■ WORK REQUEST
Search the records for "sapiens". Report every line where it occurs.
++++ DATA RECORDS ++++
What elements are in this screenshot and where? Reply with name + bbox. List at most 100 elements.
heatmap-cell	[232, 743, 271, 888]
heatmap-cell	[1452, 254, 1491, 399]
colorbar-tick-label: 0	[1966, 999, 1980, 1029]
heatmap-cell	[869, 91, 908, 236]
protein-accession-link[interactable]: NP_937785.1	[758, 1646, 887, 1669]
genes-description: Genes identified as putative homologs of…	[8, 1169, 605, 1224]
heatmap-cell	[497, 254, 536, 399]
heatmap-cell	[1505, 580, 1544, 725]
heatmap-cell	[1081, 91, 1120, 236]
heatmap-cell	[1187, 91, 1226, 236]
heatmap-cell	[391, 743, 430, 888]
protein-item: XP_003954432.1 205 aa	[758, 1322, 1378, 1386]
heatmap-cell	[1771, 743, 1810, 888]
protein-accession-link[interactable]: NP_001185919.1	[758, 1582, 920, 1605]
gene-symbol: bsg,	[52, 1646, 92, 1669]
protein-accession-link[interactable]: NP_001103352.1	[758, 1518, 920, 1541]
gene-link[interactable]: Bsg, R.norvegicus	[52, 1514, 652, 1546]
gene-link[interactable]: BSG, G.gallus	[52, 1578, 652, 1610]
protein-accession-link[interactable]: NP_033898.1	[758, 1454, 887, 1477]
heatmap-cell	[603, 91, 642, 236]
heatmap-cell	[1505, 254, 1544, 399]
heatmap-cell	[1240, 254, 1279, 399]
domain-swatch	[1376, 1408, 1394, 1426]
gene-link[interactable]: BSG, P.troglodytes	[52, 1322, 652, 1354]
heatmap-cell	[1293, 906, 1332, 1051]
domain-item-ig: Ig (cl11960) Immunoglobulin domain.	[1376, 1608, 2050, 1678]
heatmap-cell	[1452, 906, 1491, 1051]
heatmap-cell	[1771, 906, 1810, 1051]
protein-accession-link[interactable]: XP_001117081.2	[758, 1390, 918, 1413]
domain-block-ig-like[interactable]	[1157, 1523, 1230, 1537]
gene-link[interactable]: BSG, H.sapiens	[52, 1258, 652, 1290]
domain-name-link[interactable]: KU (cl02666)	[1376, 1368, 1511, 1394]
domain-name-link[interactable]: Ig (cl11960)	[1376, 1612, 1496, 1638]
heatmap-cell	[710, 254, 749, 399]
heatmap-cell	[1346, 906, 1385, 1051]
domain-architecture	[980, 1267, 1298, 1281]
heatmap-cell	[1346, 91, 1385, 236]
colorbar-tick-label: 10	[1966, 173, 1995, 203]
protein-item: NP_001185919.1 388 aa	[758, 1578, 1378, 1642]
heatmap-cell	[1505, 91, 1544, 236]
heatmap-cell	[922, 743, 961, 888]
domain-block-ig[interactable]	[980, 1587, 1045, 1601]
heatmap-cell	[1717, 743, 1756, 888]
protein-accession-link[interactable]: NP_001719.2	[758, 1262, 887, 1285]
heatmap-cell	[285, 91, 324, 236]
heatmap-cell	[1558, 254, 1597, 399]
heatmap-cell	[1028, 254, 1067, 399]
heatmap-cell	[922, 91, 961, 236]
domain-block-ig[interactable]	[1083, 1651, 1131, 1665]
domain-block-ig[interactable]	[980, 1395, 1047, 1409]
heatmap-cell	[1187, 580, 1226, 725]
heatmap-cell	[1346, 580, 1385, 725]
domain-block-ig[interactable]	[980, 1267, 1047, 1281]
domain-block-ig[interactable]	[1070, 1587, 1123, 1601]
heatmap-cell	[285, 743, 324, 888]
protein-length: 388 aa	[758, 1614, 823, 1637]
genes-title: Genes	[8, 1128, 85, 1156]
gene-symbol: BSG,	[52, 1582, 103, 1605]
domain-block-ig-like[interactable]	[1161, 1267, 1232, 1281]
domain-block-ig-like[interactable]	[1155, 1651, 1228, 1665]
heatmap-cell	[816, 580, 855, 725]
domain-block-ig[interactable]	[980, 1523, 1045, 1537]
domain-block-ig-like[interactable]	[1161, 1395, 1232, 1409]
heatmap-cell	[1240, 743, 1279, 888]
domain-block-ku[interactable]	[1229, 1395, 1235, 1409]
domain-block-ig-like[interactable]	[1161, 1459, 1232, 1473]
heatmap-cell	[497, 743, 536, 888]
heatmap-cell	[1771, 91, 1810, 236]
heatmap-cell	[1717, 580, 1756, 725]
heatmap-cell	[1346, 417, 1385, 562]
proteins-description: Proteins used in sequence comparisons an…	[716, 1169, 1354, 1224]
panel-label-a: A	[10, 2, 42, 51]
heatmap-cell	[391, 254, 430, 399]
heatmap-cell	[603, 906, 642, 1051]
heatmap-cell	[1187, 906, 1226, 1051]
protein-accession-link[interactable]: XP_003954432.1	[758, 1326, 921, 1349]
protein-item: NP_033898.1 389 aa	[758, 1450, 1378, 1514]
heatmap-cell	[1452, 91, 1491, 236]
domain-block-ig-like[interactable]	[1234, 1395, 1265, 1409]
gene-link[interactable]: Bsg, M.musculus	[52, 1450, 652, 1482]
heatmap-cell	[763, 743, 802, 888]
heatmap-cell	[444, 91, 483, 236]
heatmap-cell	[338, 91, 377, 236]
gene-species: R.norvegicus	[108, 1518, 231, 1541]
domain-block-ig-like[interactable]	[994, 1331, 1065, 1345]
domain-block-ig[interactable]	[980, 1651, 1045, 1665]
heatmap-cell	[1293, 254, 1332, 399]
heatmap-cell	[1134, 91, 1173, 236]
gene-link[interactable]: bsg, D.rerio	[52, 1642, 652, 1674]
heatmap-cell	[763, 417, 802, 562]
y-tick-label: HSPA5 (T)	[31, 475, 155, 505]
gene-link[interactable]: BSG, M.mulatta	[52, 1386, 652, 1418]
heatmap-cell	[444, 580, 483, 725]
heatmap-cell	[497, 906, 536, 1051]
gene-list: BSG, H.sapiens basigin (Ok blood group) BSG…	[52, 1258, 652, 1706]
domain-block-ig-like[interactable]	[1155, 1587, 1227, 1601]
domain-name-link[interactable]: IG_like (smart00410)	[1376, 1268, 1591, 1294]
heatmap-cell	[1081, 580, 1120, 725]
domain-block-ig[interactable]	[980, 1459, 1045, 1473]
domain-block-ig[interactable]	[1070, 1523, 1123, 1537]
++++
■ COMPLETED TASK
gene-link[interactable]: BSG, H.sapiens	[52, 1258, 652, 1290]
gene-list: BSG, H.sapiens basigin (Ok blood group) BSG…	[52, 1258, 652, 1706]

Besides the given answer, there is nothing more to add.